Text for analysis:
——

Neural Dynamics of Perceptually Aligned Artificial Intelligence

Supervisor: Dr Iran R. Roman

Project Description

The human brain effortlessly makes sense of the world’s complexity: tracking objects through cluttered scenes, parsing melodies from noise, and anticipating another person’s movements. Yet today’s most sophisticated AI systems, despite impressive benchmark results, still struggle with perceptual tasks that humans find trivial. This PhD project addresses these challenges by bridging computational neuroscience, machine learning, and multimodal perception to build AI that perceives the world as humans do.

The Challenge

Current AI systems often succeed through statistical shortcuts rather than genuine perceptual understanding. Models may label objects or identify musical genres while fundamentally misunderstanding relational structure: the invariances, symmetries, and temporal dependencies that define perceptual experience. This gap reveals a deep problem: AI lacks the dynamical principles that organize biological perception.

The Approach

This project draws on Neural Resonance Theory to understand and replicate perceptual alignment. Biological neural networks don't merely process information: they resonate, synchronize, and form stable attractors that embody perceptual structure. Oscillatory dynamics enable brains to lock onto rhythmic patterns, nonlinear resonance extracts harmonic relationships, and attunement mechanisms learn statistical regularities across timescales. These aren't metaphors but mathematical principles governing how perception emerges from neural population dynamics.

We propose that AI systems must incorporate these principles to achieve genuine perceptual grounding. This means developing architectures where representations naturally capture invariances, temporal predictions arise from dynamical anticipation rather than statistical prediction, and learning reflects attunement to environmental structure rather than mere pattern memorization.

Research Directions

The successful candidate will pursue research spanning theory, algorithms, and applications. Potential directions include:

Spatial Perception and Scene Understanding: Advancing AI for acoustic and visual scene analysis: localizing sound sources, separating onscreen from offscreen events, integrating spatial audio with limited visual fields. These tasks require genuine spatial reasoning, not mere correlation detection.

Multimodal Self-Supervised Learning: Designing learning algorithms that discover shared structure across audio, visual, and physiological modalities without labeled supervision. Can systems learn to "listen" and "see" by exploiting natural correspondences between sensory streams?

Neurodynamical Foundations: Developing computational models that formalize how oscillation, resonance, and attunement principles can be embedded in neural networks. How do stability and attraction relationships in dynamical systems correspond to perceptual phenomena like expectancy, surprise, and recall?

Probing AI Perception: Developing rigorous evaluation frameworks to test whether models capture relational and structural understanding rather than surface correlations. This includes assessing whether AI systems recognize invariant relationships, including temporal, causal, spatial, and cross-modal, across diverse sensory inputs. Novel benchmarks are essential to measure perceptual alignment and expose gaps between machine and human perception.

——

Information:
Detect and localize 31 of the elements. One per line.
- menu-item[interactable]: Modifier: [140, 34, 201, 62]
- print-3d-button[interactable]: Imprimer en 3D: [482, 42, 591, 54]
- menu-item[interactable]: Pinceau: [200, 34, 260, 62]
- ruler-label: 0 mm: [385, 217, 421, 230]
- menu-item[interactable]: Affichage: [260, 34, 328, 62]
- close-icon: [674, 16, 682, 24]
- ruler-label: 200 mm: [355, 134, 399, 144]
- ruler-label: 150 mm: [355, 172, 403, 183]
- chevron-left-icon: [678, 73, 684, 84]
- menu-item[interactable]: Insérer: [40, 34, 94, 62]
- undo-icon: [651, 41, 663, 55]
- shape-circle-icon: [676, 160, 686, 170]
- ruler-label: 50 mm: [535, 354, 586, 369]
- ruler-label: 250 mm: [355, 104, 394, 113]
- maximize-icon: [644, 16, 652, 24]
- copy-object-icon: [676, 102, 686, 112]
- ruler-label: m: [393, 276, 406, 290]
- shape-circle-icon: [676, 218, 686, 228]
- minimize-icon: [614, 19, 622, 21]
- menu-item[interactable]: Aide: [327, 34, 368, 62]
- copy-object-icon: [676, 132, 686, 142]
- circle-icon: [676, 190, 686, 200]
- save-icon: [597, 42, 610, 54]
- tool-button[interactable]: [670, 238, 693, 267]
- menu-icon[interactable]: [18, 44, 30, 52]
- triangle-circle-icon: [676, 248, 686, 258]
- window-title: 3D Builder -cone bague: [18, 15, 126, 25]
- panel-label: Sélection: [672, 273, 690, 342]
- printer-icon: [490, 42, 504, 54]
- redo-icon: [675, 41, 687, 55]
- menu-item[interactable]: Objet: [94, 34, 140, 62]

——

Explore the material:
1/ Quote the PhD project description, starting with "We propose that" and going on through "mere pattern memorization.".
2/ Which theory does the PhD project description say the project draws on to understand and replicate perceptual alignment?
3/ Proceed with the PhD project description on perceptually aligned AI, picking up after its last sentence.
The data have nothing to do with this work.

Results for the exercise:
1/
We propose that AI systems must incorporate these principles to achieve genuine perceptual grounding. This means developing architectures where representations naturally capture invariances, temporal predictions arise from dynamical anticipation rather than statistical prediction, and learning reflects attunement to environmental structure rather than mere pattern memorization.

2/ Neural Resonance Theory.

3/
Embodied and Interactive AI: Building perceptually-grounded systems for augmented reality and human-AI interaction, where agents must perceive user actions, anticipate intentions, and provide adaptive feedback in real-time multimodal contexts.

Who Should Apply

We seek candidates from diverse backgrounds (computer science, neuroscience, physics, engineering, cognitive science, mathematics) united by curiosity about intelligence in natural and artificial systems.

This project offers the opportunity to work at the frontier of perceptually intelligent AI, publish across premier venues, collaborate internationally, and help define what it means for machines to truly perceive. The successful candidate will also collaborate closely with the project’s undisclosed industry partner: a major global technology company at the forefront of AI research.

The PhD student will receive tuition fees at the home rate and a London stipend at QMUL stipend rates (currently in 2025/26 of £21,874 per year, to be confirmed for 2026/27) annually during the PhD period, which can span for 3 years.

For more information about the project, please contact Iran Roman (i.roman@qmul.ac.uk).

Supervisor Dr Iran Roman (he/him) – i.roman@qmul.ac.uk Centre for Fundamental Computer Science www.seresearch.qmul.ac.uk/cmai/people/iroman/ Personal Homepage: iranroman.github.io Google Scholar: https://scholar.google.com/citations?user=W_PoFfkAAAAJ&hl

How to apply

Queen Mary is interested in developing the next generation of outstanding researchers and decided to invest in specific research areas. For further information about potential PhD projects and supervisors please see the list of the projects at the end of this page.

Applicants should work with their prospective supervisor and submit their application following the instructions at: http://eecs.qmul.ac.uk/phd/how-to-apply/

The application should include the following:

● CV (max 2 pages)

● Cover letter (max 4,500 characters) stating clearly in the first page whether you are eligible for a scholarship as a UK resident (https://epsrc.ukri.org/skills/students/guidance-on-epsrc-studentships/eligibility)

● Research proposal (max 500 words)

● 2 References

● Certificate of English Language (for students whose first language is not English)

● Other Certificates

Please note that to qualify as a home student for the purpose of the scholarships, a student must have no restrictions on how long they can stay in the UK and have been ordinarily resident in the UK for at least 3 years prior to the start of the studentship. For more information please see: (https://epsrc.ukri.org/skills/students/guidance-on-epsrc-studentships/eligibility)

Application Deadline

The deadline for applications is the 9th January 2026.

For specific enquiries contact Dr Iran Roman at i.roman@qmul.ac.uk

For general enquiries contact Mrs Melissa Yeo at m.yeo@qmul.ac.uk (administrative enquiries) or Dr Arkaitz Zubiaga at a.zubiaga@qmul.ac.uk (academic enquiries) with the subject “EECS 2026 PhD scholarships enquiry”.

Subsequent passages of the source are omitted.